§ **EXERCISE DIRECTIONS**
Quote the listing below in full and exactly as written, but omit every picture.

Records from a data source

* * * * *

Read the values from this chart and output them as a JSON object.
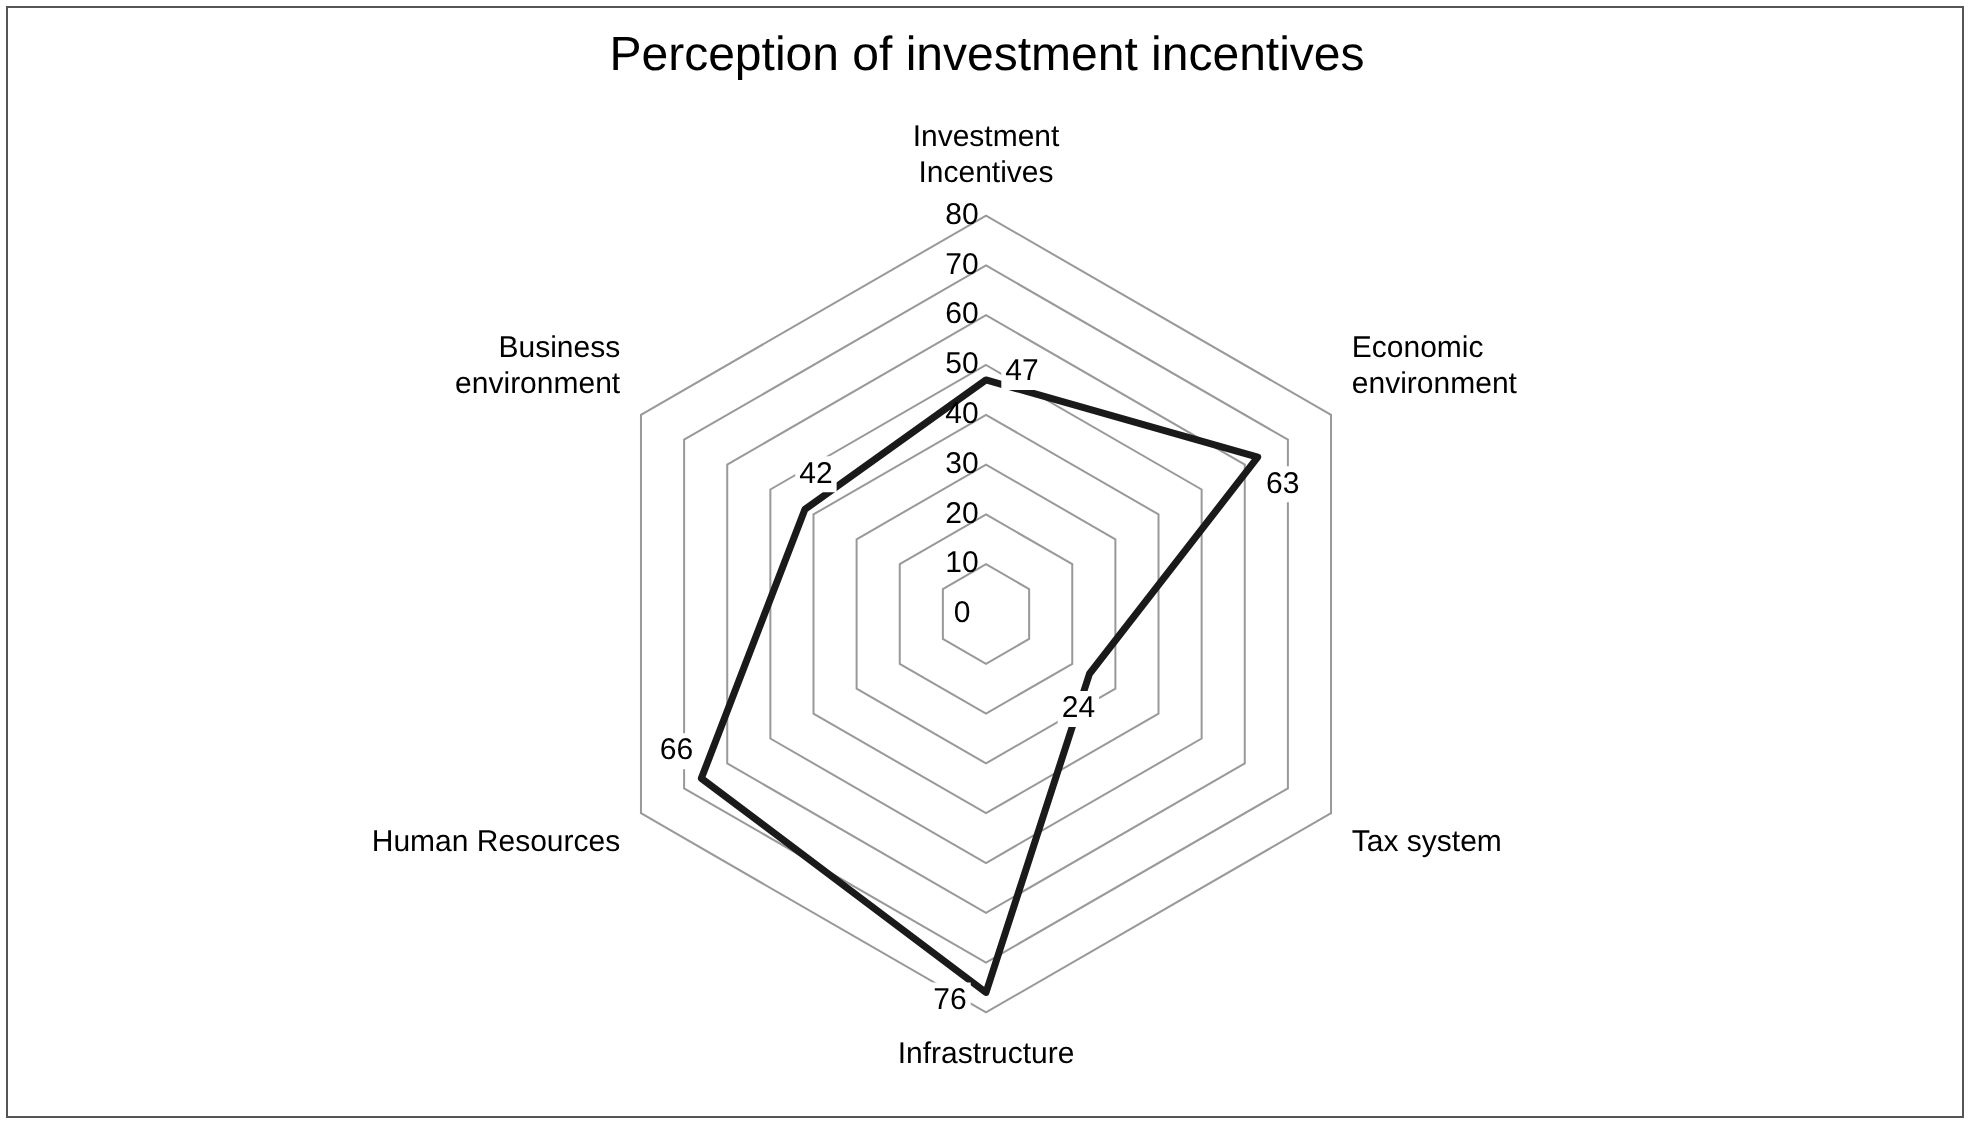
{
  "chart_data": {
    "type": "radar",
    "title": "Perception of investment incentives",
    "categories": [
      "Investment\nIncentives",
      "Economic\nenvironment",
      "Tax system",
      "Infrastructure",
      "Human Resources",
      "Business\nenvironment"
    ],
    "series": [
      {
        "color": "#1a1a1a",
        "values": [
          47,
          63,
          24,
          76,
          66,
          42
        ]
      }
    ],
    "ylim": [
      0,
      80
    ],
    "yticks": [
      0,
      10,
      20,
      30,
      40,
      50,
      60,
      70,
      80
    ],
    "grid": true,
    "legend": false,
    "marker": "none",
    "line_style": "solid",
    "data_labels": true
  }
}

* * * * *

§ **THE OUTPUT**
Read the values from this chart and output them as a JSON object.
{
  "chart_data": {
    "type": "radar",
    "title": "Perception of investment incentives",
    "categories": [
      "Investment\nIncentives",
      "Economic\nenvironment",
      "Tax system",
      "Infrastructure",
      "Human Resources",
      "Business\nenvironment"
    ],
    "series": [
      {
        "color": "#1a1a1a",
        "values": [
          47,
          63,
          24,
          76,
          66,
          42
        ]
      }
    ],
    "ylim": [
      0,
      80
    ],
    "yticks": [
      0,
      10,
      20,
      30,
      40,
      50,
      60,
      70,
      80
    ],
    "grid": true,
    "legend": false,
    "marker": "none",
    "line_style": "solid",
    "data_labels": true
  }
}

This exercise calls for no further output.